___ RECORDS TO PROCESS
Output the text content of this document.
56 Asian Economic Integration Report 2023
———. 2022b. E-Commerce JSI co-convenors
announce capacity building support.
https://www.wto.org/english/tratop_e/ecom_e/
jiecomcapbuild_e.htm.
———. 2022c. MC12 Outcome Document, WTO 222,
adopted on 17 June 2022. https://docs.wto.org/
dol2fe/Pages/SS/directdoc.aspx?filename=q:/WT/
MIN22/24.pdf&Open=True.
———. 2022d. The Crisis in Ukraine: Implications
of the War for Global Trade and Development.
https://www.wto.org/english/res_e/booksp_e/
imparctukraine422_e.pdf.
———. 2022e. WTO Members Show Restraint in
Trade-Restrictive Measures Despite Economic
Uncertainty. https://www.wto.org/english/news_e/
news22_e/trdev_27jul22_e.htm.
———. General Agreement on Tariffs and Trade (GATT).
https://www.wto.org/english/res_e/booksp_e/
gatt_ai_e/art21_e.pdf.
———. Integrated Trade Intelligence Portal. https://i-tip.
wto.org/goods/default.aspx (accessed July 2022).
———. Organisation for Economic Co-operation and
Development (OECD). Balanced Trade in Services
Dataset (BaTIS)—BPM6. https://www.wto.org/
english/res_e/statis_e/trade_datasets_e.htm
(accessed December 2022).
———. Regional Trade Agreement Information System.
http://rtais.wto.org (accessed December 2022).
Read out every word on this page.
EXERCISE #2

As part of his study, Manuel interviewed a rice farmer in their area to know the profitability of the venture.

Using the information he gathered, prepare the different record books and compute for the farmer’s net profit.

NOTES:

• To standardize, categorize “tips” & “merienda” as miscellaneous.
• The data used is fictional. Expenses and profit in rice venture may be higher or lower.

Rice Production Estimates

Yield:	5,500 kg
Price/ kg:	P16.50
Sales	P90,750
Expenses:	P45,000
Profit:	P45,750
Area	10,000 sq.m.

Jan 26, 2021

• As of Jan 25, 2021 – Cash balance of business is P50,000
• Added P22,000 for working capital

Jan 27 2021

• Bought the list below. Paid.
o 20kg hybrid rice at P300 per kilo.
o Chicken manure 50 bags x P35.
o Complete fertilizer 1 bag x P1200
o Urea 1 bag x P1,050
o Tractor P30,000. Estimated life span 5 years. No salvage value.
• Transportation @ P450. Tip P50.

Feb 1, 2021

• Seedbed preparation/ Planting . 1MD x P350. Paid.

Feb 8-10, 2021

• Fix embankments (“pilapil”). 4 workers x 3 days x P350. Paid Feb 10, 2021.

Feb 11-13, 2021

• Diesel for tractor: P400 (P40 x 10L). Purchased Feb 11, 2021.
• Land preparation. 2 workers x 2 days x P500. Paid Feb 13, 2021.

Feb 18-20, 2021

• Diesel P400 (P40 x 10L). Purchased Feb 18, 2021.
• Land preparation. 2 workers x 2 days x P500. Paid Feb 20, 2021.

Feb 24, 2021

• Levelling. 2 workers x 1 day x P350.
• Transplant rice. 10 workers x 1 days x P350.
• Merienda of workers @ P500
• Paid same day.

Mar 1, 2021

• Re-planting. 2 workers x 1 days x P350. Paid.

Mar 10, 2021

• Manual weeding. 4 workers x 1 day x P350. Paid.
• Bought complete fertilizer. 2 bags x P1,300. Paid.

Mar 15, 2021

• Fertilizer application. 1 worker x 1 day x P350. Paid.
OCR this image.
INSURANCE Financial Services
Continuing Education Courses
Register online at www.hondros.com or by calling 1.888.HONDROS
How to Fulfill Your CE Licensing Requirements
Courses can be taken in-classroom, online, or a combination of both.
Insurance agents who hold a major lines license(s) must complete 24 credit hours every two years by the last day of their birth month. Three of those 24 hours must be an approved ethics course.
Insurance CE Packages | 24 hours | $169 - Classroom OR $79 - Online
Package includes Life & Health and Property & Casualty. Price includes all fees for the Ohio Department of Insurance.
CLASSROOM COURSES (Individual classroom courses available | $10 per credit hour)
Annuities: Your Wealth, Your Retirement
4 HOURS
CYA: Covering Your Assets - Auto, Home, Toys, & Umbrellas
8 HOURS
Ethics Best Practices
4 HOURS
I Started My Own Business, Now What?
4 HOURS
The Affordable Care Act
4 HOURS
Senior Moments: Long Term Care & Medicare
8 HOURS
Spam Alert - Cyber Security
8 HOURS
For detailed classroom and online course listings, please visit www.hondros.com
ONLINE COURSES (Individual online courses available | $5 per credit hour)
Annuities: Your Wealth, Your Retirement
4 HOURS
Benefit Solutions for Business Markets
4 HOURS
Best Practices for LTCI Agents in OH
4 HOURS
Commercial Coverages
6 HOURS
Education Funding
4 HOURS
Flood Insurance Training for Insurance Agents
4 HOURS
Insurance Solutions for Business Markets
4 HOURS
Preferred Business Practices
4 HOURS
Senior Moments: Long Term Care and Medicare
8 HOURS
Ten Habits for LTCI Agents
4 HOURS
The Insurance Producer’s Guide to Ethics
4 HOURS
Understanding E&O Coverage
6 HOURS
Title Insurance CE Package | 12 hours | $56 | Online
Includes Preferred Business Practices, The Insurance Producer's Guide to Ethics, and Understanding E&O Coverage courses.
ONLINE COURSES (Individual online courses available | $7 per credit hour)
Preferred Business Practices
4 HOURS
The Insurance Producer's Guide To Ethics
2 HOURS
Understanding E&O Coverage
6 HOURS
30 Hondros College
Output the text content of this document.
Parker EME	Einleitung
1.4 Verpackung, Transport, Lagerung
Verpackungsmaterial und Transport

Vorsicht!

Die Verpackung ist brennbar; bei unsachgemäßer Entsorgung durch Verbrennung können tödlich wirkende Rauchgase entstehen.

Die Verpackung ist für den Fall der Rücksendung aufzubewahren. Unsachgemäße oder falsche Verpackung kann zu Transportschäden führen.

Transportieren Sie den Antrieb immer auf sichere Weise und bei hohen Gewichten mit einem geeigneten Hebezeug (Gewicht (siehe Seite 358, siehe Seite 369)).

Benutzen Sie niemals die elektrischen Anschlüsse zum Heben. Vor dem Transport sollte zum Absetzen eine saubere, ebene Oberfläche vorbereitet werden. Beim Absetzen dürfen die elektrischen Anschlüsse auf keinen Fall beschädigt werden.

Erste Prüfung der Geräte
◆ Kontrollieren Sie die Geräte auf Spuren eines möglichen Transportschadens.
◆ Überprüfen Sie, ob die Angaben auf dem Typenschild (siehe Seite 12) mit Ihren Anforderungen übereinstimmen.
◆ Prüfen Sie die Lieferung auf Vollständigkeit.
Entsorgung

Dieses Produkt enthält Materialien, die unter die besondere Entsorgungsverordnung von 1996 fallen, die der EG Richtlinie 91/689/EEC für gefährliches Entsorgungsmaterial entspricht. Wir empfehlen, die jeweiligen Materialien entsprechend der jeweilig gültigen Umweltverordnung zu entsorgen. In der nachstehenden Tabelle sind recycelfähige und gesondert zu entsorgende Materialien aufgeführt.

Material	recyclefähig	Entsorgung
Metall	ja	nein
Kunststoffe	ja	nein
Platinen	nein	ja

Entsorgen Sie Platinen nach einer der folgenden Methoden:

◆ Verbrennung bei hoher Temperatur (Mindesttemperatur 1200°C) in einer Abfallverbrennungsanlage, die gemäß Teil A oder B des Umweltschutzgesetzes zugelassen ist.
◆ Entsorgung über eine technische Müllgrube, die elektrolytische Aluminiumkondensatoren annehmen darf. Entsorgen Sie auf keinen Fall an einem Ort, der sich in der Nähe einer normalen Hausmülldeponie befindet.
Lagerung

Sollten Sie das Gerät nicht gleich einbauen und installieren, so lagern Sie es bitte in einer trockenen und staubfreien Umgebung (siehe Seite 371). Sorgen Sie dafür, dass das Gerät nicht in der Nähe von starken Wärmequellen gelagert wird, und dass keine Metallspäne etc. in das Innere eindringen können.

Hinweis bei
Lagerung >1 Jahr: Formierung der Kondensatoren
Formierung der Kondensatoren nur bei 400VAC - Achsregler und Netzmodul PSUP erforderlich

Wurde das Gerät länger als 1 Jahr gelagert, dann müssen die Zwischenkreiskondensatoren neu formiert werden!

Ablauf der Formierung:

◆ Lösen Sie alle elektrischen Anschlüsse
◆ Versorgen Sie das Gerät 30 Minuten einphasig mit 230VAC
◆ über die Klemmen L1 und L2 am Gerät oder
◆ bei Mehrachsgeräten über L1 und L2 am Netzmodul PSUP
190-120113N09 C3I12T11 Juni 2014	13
______
**DIRECTIVE**
Pull out every line of the records that includes the string "available".

**TASK OUTPUT**
CLASSROOM COURSES (Individual classroom courses available | $10 per credit hour)
ONLINE COURSES (Individual online courses available | $5 per credit hour)
ONLINE COURSES (Individual online courses available | $7 per credit hour)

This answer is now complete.